> **THINGS TO DO**:
1. Using the Clinton River thread, answer the following:
(a) Which fish does tincanary say they have eaten from the Clinton?
(b) How much untreated sewage does nighttime say recent rains pushed into the system?
(c) According to WALLEYE MIKE, near which roads does the red run drain empty into the Clinton?
2. Reproduce the stretch of the Clinton River thread from "## tincanary (Jul" through "have more contaminants.".

> **SOURCE PASSAGE**:

********************

# eating clinton river



## Beagleboy2004 (Aug 25, 2018)

Can you eat any fish from the clinton river?


----------



## tincanary (Jul 23, 2018)

I've eaten steelhead from the Clinton but that's about it. I wouldn't eat any of the other fish since they are resident and non-migratory and probably have more contaminants.


----------



## Gabe T (Feb 12, 2017)

The walleye would probably be fine too


----------



## Sling (Aug 2, 2005)

Beagleboy2004 said:


> Can you eat any fish from the clinton river?


Ate plenty of perch from Clinton...….thought they came in from the lake


----------



## nighttime (Nov 25, 2007)

Consumption advisory’s exist for all Greatlakes fish. But yes many do as most major fish species come from big water. Don’t quote me but steelhead are couple fish a month. Walleye has changed and less should be consumed less then past years. Forgot that number too but most will be shocked. I limit what I feed the kids and don’t over consume Greatlakes fish anyway. My sons love walleye but only 2-3 meals a month during April, May and June.


----------



## Beagleboy2004 (Aug 25, 2018)

What is the minimum length to keep walleye or steelhead from the clinton?


----------



## Big Frank 25 (Feb 21, 2002)

The fish advisory guide; https://www.michigan.gov/mdhhs/0,5885,7-339-71548_54783_54784_54785_58671-296074--,00.html


----------



## nighttime (Nov 25, 2007)

Beagleboy2004 said:


> What is the minimum length to keep walleye or steelhead from the clinton?


Take the time to read stream regulation guide on Mdnr website. Lots of good info to know.


----------



## CatfishKurt (Dec 12, 2017)

https://www.detroitnews.com/story/n...d-sewers-creek-near-696-ooze-site/4506712002/ This came out yesterday. Not great news for the clinton. Tip of the iceberg I'm sure.


----------



## nighttime (Nov 25, 2007)

Glad more is being found and exposed. Problem’s have been there, only recently the county and state are really acting fast on these things as they pop up.

Recent rains have pushed 1 billion gallons of untreated sewage in system. 75% of it is from Oakland county. Really erkks me that Oakland keeps talking about how much the cost will be. 2nd most populous county in state and most likely has more wealthy people per square mile also. Pass some mileages and start moving forward..... human health is good investment

A good describing article.
https://www.downtownpublications.co...er-overflows-Deluge-of-issues-facing-counties


----------



## Shoeman (Aug 26, 2000)

CatfishKurt said:


> https://www.detroitnews.com/story/n...d-sewers-creek-near-696-ooze-site/4506712002/ This came out yesterday. Not great news for the clinton. Tip of the iceberg I'm sure.



seems wherever they test it's found


----------



## WALLEYE MIKE (Jan 7, 2001)

CatfishKurt said:


> https://www.detroitnews.com/story/n...d-sewers-creek-near-696-ooze-site/4506712002/ This came out yesterday. Not great news for the clinton. Tip of the iceberg I'm sure.


Not near the clinton river. Closest would be the spillway or red run drain and they aren't really that close.

Back in the 70's my BIL caught a brown trout and it supposedly tasted like clinton river smelled at the time. 1000% better now.


----------



## CatfishKurt (Dec 12, 2017)

WALLEYE MIKE said:


> Not near the clinton river. Closest would be the spillway or red run drain and they aren't really that close.
> 
> Back in the 70's my BIL caught a brown trout and it supposedly tasted like clinton river smelled at the time. 1000% better now.


I thought the article stated the creek that they tested flows into the clinton.


----------



## WALLEYE MIKE (Jan 7, 2001)

CatfishKurt said:


> I thought the article stated the creek that they tested flows into the clinton.


Bear creek does run into the red run drain not directly into the clinton. Red run drain does empty in the clinton eventually. Near 16 mile and hayes. Red run drain has been a cesspool for years.


----------



## nighttime (Nov 25, 2007)

Clinton River’s biggest issue by far. Poor people dealing with this. 40% of Michigan drinks water that flows same shore line.
https://www.wxyz.com/news/region/ma...shing-up-from-lake-st-clair-may-be-raw-sewage


----------

********************

> **RECORD LIST**:

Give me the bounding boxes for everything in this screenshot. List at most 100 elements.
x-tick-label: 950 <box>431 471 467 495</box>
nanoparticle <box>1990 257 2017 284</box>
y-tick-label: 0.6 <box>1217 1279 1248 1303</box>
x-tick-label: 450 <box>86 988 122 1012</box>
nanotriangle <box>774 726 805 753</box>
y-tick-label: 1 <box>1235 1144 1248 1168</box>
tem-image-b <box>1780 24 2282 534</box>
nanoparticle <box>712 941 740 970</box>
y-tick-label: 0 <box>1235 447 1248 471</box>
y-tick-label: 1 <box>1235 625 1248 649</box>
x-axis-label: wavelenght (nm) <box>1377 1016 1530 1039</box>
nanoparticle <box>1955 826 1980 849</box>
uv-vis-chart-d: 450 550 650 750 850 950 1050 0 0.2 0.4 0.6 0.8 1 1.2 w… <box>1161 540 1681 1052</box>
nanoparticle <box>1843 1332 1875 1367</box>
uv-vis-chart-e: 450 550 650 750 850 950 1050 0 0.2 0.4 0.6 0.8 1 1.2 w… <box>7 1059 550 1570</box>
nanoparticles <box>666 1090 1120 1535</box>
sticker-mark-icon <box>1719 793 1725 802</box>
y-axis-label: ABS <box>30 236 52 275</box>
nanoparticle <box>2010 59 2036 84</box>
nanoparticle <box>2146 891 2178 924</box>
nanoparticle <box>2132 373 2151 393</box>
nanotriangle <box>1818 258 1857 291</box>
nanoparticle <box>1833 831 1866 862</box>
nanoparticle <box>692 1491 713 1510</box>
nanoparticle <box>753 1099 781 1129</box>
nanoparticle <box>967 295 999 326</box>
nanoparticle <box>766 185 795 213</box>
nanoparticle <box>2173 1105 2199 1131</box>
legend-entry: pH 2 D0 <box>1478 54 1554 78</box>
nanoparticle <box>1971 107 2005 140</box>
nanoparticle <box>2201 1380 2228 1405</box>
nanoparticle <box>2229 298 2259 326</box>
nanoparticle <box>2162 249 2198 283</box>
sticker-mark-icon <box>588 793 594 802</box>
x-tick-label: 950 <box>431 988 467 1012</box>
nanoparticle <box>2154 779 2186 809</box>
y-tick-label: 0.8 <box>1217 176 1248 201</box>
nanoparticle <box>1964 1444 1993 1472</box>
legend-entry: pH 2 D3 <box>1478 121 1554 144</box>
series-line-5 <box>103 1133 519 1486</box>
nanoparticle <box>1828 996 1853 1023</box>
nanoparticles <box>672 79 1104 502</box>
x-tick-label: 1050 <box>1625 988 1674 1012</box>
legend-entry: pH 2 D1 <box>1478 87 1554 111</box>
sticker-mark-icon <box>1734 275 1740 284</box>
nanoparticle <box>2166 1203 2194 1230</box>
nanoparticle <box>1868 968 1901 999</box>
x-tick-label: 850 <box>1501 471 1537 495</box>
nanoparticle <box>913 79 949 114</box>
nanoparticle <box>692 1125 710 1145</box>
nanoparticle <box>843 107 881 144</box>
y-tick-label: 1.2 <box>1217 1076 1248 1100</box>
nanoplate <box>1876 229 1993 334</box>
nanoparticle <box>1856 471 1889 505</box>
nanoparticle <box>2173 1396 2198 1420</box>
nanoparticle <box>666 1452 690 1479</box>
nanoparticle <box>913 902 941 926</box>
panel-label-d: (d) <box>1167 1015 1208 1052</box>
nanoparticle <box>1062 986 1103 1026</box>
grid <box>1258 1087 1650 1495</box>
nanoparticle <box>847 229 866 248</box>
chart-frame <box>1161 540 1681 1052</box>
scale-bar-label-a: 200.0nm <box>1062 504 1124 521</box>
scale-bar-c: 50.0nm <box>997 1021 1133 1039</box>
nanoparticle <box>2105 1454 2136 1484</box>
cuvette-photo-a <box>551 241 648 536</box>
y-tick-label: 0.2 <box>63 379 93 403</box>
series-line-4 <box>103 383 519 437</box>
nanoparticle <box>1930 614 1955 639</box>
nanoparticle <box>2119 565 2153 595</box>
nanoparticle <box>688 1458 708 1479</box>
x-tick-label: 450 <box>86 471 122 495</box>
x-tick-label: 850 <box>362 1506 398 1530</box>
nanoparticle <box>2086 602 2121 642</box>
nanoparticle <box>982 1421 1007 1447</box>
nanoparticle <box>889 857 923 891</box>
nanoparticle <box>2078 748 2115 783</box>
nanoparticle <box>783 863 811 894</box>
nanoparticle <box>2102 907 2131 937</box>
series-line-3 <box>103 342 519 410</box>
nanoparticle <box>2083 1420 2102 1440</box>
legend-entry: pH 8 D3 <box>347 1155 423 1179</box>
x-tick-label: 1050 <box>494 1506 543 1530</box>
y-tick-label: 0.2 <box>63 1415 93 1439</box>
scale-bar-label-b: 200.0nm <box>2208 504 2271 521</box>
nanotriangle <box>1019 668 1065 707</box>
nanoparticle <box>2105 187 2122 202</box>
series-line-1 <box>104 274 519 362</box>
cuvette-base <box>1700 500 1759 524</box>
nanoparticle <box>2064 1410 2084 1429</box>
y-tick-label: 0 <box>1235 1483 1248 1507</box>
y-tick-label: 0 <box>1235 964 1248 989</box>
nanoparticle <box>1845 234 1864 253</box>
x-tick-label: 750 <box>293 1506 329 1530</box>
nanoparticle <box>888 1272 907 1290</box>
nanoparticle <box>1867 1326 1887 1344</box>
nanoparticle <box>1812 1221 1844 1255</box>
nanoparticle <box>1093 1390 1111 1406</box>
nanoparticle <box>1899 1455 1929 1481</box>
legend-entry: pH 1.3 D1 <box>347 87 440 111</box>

********************

> **ANSWERS TO THE PROBLEMS**:
1.
(a) Steelhead
(b) 1 billion gallons
(c) Near 16 mile and hayes

2.
## tincanary (Jul 23, 2018)

I've eaten steelhead from the Clinton but that's about it. I wouldn't eat any of the other fish since they are resident and non-migratory and probably have more contaminants.